**DIRECTIONS FOR THIS TASK:**
Give the material once more, word for word, without any images.

**STORED ROWS:**
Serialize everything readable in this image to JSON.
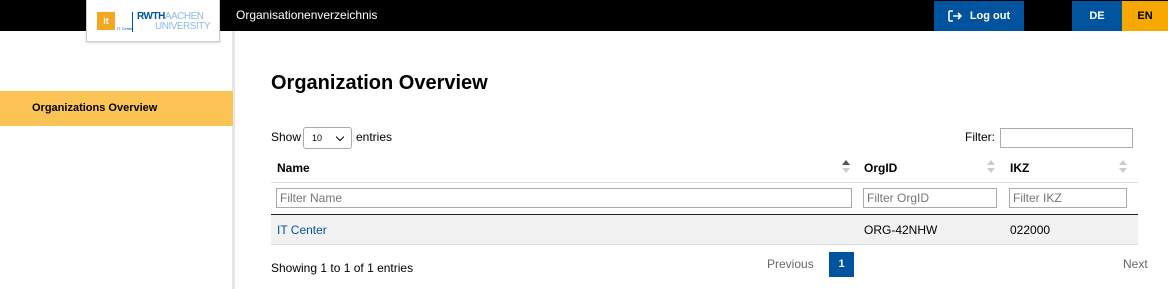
{
  "header": {
    "logo": {
      "it": "it",
      "it_caption": "IT Center",
      "rwth": "RWTH",
      "aachen": "AACHEN",
      "university": "UNIVERSITY"
    },
    "title": "Organisationenverzeichnis",
    "logout_label": "Log out",
    "lang_de": "DE",
    "lang_en": "EN"
  },
  "sidebar": {
    "items": [
      {
        "label": "Organizations Overview",
        "active": true
      }
    ]
  },
  "main": {
    "title": "Organization Overview",
    "show_label": "Show",
    "entries_value": "10",
    "entries_label": "entries",
    "filter_label": "Filter:",
    "filter_value": "",
    "columns": [
      {
        "label": "Name",
        "filter_placeholder": "Filter Name"
      },
      {
        "label": "OrgID",
        "filter_placeholder": "Filter OrgID"
      },
      {
        "label": "IKZ",
        "filter_placeholder": "Filter IKZ"
      }
    ],
    "rows": [
      {
        "name": "IT Center",
        "orgid": "ORG-42NHW",
        "ikz": "022000"
      }
    ],
    "info": "Showing 1 to 1 of 1 entries",
    "pagination": {
      "previous": "Previous",
      "current": "1",
      "next": "Next"
    }
  },
  "colors": {
    "topbar": "#000000",
    "primary_blue": "#00549f",
    "accent_orange": "#f6a800",
    "sidebar_active": "#fcc355"
  }
}
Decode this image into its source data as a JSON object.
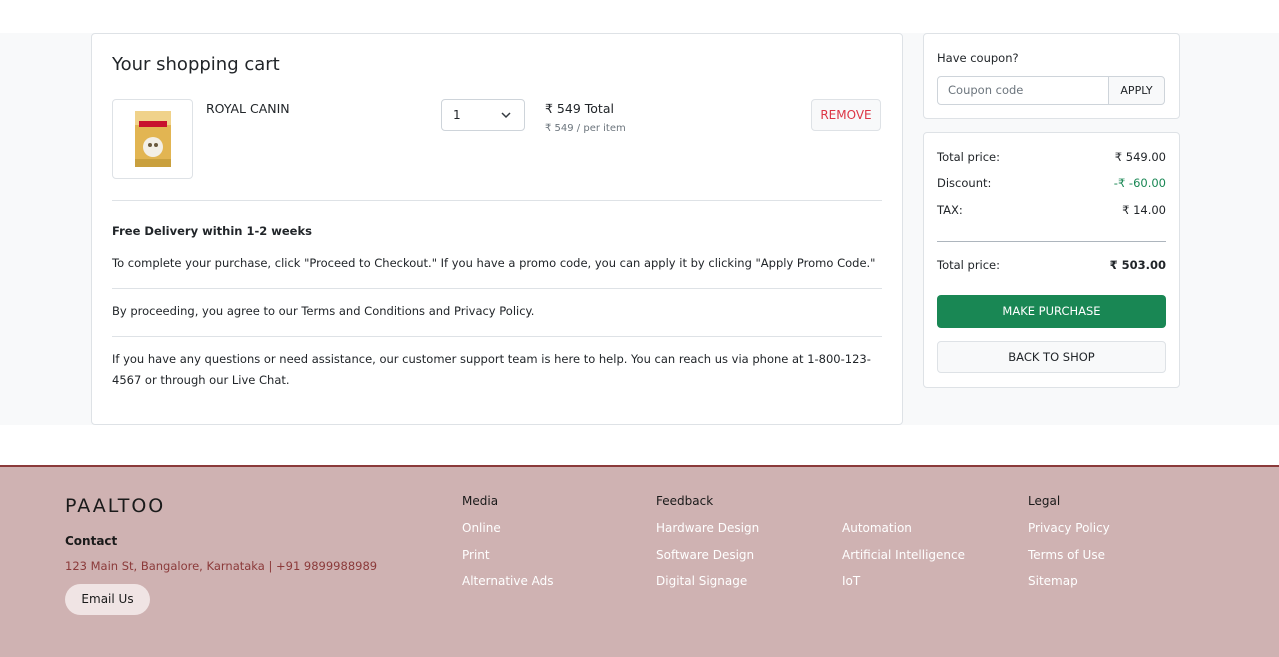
{
  "cart": {
    "title": "Your shopping cart",
    "item": {
      "name": "ROYAL CANIN",
      "image_alt": "ROYAL CANIN",
      "quantity": "1",
      "total": "₹ 549 Total",
      "per_item": "₹ 549 / per item",
      "remove_label": "REMOVE"
    },
    "delivery": "Free Delivery within 1-2 weeks",
    "checkout_note": "To complete your purchase, click \"Proceed to Checkout.\" If you have a promo code, you can apply it by clicking \"Apply Promo Code.\"",
    "terms_note": "By proceeding, you agree to our Terms and Conditions and Privacy Policy.",
    "support_note": "If you have any questions or need assistance, our customer support team is here to help. You can reach us via phone at 1-800-123-4567 or through our Live Chat."
  },
  "coupon": {
    "label": "Have coupon?",
    "placeholder": "Coupon code",
    "apply_label": "APPLY"
  },
  "summary": {
    "total_price_label": "Total price:",
    "total_price_value": "₹ 549.00",
    "discount_label": "Discount:",
    "discount_value": "-₹ -60.00",
    "tax_label": "TAX:",
    "tax_value": "₹ 14.00",
    "final_label": "Total price:",
    "final_value": "₹ 503.00",
    "purchase_label": "MAKE PURCHASE",
    "back_label": "BACK TO SHOP"
  },
  "footer": {
    "brand": "PAALTOO",
    "contact_title": "Contact",
    "contact_text": "123 Main St, Bangalore, Karnataka | +91 9899988989",
    "email_label": "Email Us",
    "media": {
      "title": "Media",
      "links": [
        "Online",
        "Print",
        "Alternative Ads"
      ]
    },
    "feedback": {
      "title": "Feedback",
      "links": [
        "Hardware Design",
        "Software Design",
        "Digital Signage"
      ]
    },
    "extra": {
      "links": [
        "Automation",
        "Artificial Intelligence",
        "IoT"
      ]
    },
    "legal": {
      "title": "Legal",
      "links": [
        "Privacy Policy",
        "Terms of Use",
        "Sitemap"
      ]
    }
  },
  "colors": {
    "accent_green": "#198754",
    "danger": "#dc3545",
    "footer_bg": "#cfb2b2",
    "footer_accent": "#8b3a3a"
  }
}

**CORRECT RESULT:**
Serialize everything readable in this image to JSON.
{
  "header": {
    "logo": {
      "it": "it",
      "it_caption": "IT Center",
      "rwth": "RWTH",
      "aachen": "AACHEN",
      "university": "UNIVERSITY"
    },
    "title": "Organisationenverzeichnis",
    "logout_label": "Log out",
    "lang_de": "DE",
    "lang_en": "EN"
  },
  "sidebar": {
    "items": [
      {
        "label": "Organizations Overview",
        "active": true
      }
    ]
  },
  "main": {
    "title": "Organization Overview",
    "show_label": "Show",
    "entries_value": "10",
    "entries_label": "entries",
    "filter_label": "Filter:",
    "filter_value": "",
    "columns": [
      {
        "label": "Name",
        "filter_placeholder": "Filter Name"
      },
      {
        "label": "OrgID",
        "filter_placeholder": "Filter OrgID"
      },
      {
        "label": "IKZ",
        "filter_placeholder": "Filter IKZ"
      }
    ],
    "rows": [
      {
        "name": "IT Center",
        "orgid": "ORG-42NHW",
        "ikz": "022000"
      }
    ],
    "info": "Showing 1 to 1 of 1 entries",
    "pagination": {
      "previous": "Previous",
      "current": "1",
      "next": "Next"
    }
  },
  "colors": {
    "topbar": "#000000",
    "primary_blue": "#00549f",
    "accent_orange": "#f6a800",
    "sidebar_active": "#fcc355"
  }
}
Decode this image into its source data as a JSON object.
{
  "cart": {
    "title": "Your shopping cart",
    "item": {
      "name": "ROYAL CANIN",
      "image_alt": "ROYAL CANIN",
      "quantity": "1",
      "total": "₹ 549 Total",
      "per_item": "₹ 549 / per item",
      "remove_label": "REMOVE"
    },
    "delivery": "Free Delivery within 1-2 weeks",
    "checkout_note": "To complete your purchase, click \"Proceed to Checkout.\" If you have a promo code, you can apply it by clicking \"Apply Promo Code.\"",
    "terms_note": "By proceeding, you agree to our Terms and Conditions and Privacy Policy.",
    "support_note": "If you have any questions or need assistance, our customer support team is here to help. You can reach us via phone at 1-800-123-4567 or through our Live Chat."
  },
  "coupon": {
    "label": "Have coupon?",
    "placeholder": "Coupon code",
    "apply_label": "APPLY"
  },
  "summary": {
    "total_price_label": "Total price:",
    "total_price_value": "₹ 549.00",
    "discount_label": "Discount:",
    "discount_value": "-₹ -60.00",
    "tax_label": "TAX:",
    "tax_value": "₹ 14.00",
    "final_label": "Total price:",
    "final_value": "₹ 503.00",
    "purchase_label": "MAKE PURCHASE",
    "back_label": "BACK TO SHOP"
  },
  "footer": {
    "brand": "PAALTOO",
    "contact_title": "Contact",
    "contact_text": "123 Main St, Bangalore, Karnataka | +91 9899988989",
    "email_label": "Email Us",
    "media": {
      "title": "Media",
      "links": [
        "Online",
        "Print",
        "Alternative Ads"
      ]
    },
    "feedback": {
      "title": "Feedback",
      "links": [
        "Hardware Design",
        "Software Design",
        "Digital Signage"
      ]
    },
    "extra": {
      "links": [
        "Automation",
        "Artificial Intelligence",
        "IoT"
      ]
    },
    "legal": {
      "title": "Legal",
      "links": [
        "Privacy Policy",
        "Terms of Use",
        "Sitemap"
      ]
    }
  },
  "colors": {
    "accent_green": "#198754",
    "danger": "#dc3545",
    "footer_bg": "#cfb2b2",
    "footer_accent": "#8b3a3a"
  }
}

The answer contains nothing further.